-- Begin --

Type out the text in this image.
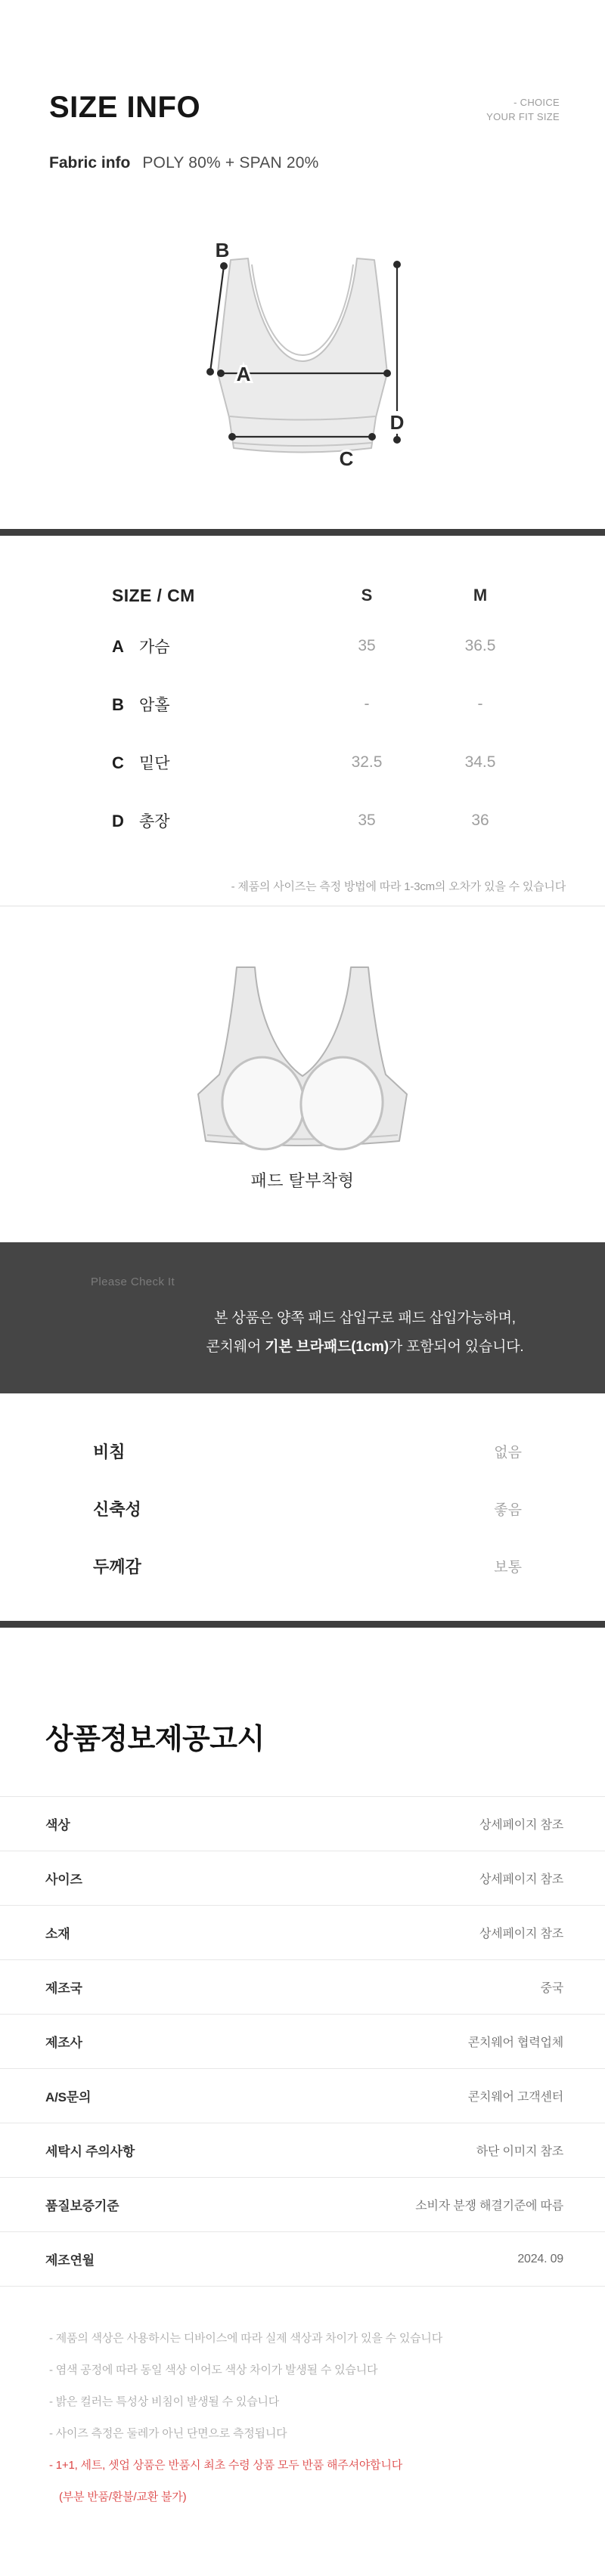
SIZE INFO	- CHOICE
YOUR FIT SIZE
Fabric info POLY 80% + SPAN 20%
B
A
C
D
SIZE / CM	S	M
A 가슴	35	36.5
B 암홀	-	-
C 밑단	32.5	34.5
D 총장	35	36
- 제품의 사이즈는 측정 방법에 따라 1-3cm의 오차가 있을 수 있습니다
패드 탈부착형
Please Check It
본 상품은 양쪽 패드 삽입구로 패드 삽입가능하며,
콘치웨어 기본 브라패드(1cm)가 포함되어 있습니다.
비침	없음
신축성	좋음
두께감	보통
상품정보제공고시
색상	상세페이지 참조
사이즈	상세페이지 참조
소재	상세페이지 참조
제조국	중국
제조사	콘치웨어 협력업체
A/S문의	콘치웨어 고객센터
세탁시 주의사항	하단 이미지 참조
품질보증기준	소비자 분쟁 해결기준에 따름
제조연월	2024. 09
- 제품의 색상은 사용하시는 디바이스에 따라 실제 색상과 차이가 있을 수 있습니다
- 염색 공정에 따라 동일 색상 이어도 색상 차이가 발생될 수 있습니다
- 밝은 컬러는 특성상 비침이 발생될 수 있습니다
- 사이즈 측정은 둘레가 아닌 단면으로 측정됩니다
- 1+1, 세트, 셋업 상품은 반품시 최초 수령 상품 모두 반품 해주셔야합니다
(부분 반품/환불/교환 불가)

-- End --

▶ **Problem**
Only lines holding the string "있습니다" are wanted; gather each one from the entries above.

▶ **Answer to the exercise**
- 제품의 사이즈는 측정 방법에 따라 1-3cm의 오차가 있을 수 있습니다
콘치웨어 기본 브라패드(1cm)가 포함되어 있습니다.
- 제품의 색상은 사용하시는 디바이스에 따라 실제 색상과 차이가 있을 수 있습니다
- 염색 공정에 따라 동일 색상 이어도 색상 차이가 발생될 수 있습니다
- 밝은 컬러는 특성상 비침이 발생될 수 있습니다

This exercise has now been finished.